**Text excerpt**
** start **

In 1963, under the auspices of the Council of Europe, to revise geography textbooks, the Irish Department of Education issued guidelines to delegates on politically correct geographic terminology: “British Isles” and “United Kingdom” were deemed objectionable and that delegates insist on “Ireland” and "Great Britain." The term "Republic of Ireland" should be avoided but that delegates were no longer to insist on “the Six Counties” in place of “Northern Ireland” in an attempt to improve relations with Northern Ireland.

In February 1964, the Irish government indicated it's wish to appoint an ambassador to Canberra. The one issue, however, that blocked the exchange of ambassadors had been the insistence of Australia that the letters carried by the Irish ambassador should have the royal title as "Queen Elizabeth the Second of the United Kingdom, Greater Britain and Northern Ireland, Australia." This was, according to Daly, despite the fact that the Royal Style and Titles Act did not mention Northern Ireland. However that November when Eoin MacWhite presented his credentials as Irish ambassador to Australia, a circular was issued to all Australian government departments indicating to them to use the word "Ireland" rather than "the Irish Republic." Britain was by the mid 1960s, the only country not to refer to the state as Ireland.

** end **

**Challenge A**
Edit the text on Ireland's official names: write out everything from "In 1963, under" down to "with Northern Ireland.", putting "instructions" in place of "guidelines".
**Challenge B**
In the text on Ireland's official names, list every term that the first paragraph puts in quotation marks.
You won't need the records that come next for any of this work.

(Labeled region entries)
** start **

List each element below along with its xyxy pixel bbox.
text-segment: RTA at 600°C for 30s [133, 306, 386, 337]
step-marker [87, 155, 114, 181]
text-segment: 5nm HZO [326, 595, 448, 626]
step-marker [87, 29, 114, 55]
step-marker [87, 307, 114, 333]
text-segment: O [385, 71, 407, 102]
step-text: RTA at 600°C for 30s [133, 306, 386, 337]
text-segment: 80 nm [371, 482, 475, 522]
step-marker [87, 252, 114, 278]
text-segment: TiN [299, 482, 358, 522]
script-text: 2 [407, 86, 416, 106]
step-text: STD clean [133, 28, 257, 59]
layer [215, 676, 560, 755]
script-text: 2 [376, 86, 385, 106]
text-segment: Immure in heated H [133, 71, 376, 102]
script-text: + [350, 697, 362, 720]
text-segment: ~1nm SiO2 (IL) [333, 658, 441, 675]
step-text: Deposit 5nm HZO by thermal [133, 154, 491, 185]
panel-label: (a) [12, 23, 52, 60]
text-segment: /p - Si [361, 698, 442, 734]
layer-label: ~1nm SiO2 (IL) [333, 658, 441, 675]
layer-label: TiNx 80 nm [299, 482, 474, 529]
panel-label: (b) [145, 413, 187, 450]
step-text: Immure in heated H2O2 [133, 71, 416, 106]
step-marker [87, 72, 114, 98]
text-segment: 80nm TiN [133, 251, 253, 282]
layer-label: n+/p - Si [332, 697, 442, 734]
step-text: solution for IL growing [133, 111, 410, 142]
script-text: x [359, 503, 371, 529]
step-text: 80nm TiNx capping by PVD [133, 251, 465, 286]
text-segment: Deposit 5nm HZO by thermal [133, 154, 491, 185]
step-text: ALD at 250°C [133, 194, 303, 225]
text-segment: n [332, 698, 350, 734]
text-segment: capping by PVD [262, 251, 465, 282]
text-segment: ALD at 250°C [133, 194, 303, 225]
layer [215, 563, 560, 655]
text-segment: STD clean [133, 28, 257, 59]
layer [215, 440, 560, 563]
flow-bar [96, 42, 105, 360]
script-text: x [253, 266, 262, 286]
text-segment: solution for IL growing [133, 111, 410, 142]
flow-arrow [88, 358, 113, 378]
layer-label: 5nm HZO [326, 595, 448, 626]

** end **

**Correct response A**
In 1963, under the auspices of the Council of Europe, to revise geography textbooks, the Irish Department of Education issued instructions to delegates on politically correct geographic terminology: “British Isles” and “United Kingdom” were deemed objectionable and that delegates insist on “Ireland” and "Great Britain." The term "Republic of Ireland" should be avoided but that delegates were no longer to insist on “the Six Counties” in place of “Northern Ireland” in an attempt to improve relations with Northern Ireland.

**Correct response B**
- British Isles
- United Kingdom
- Ireland
- Great Britain
- Republic of Ireland
- the Six Counties
- Northern Ireland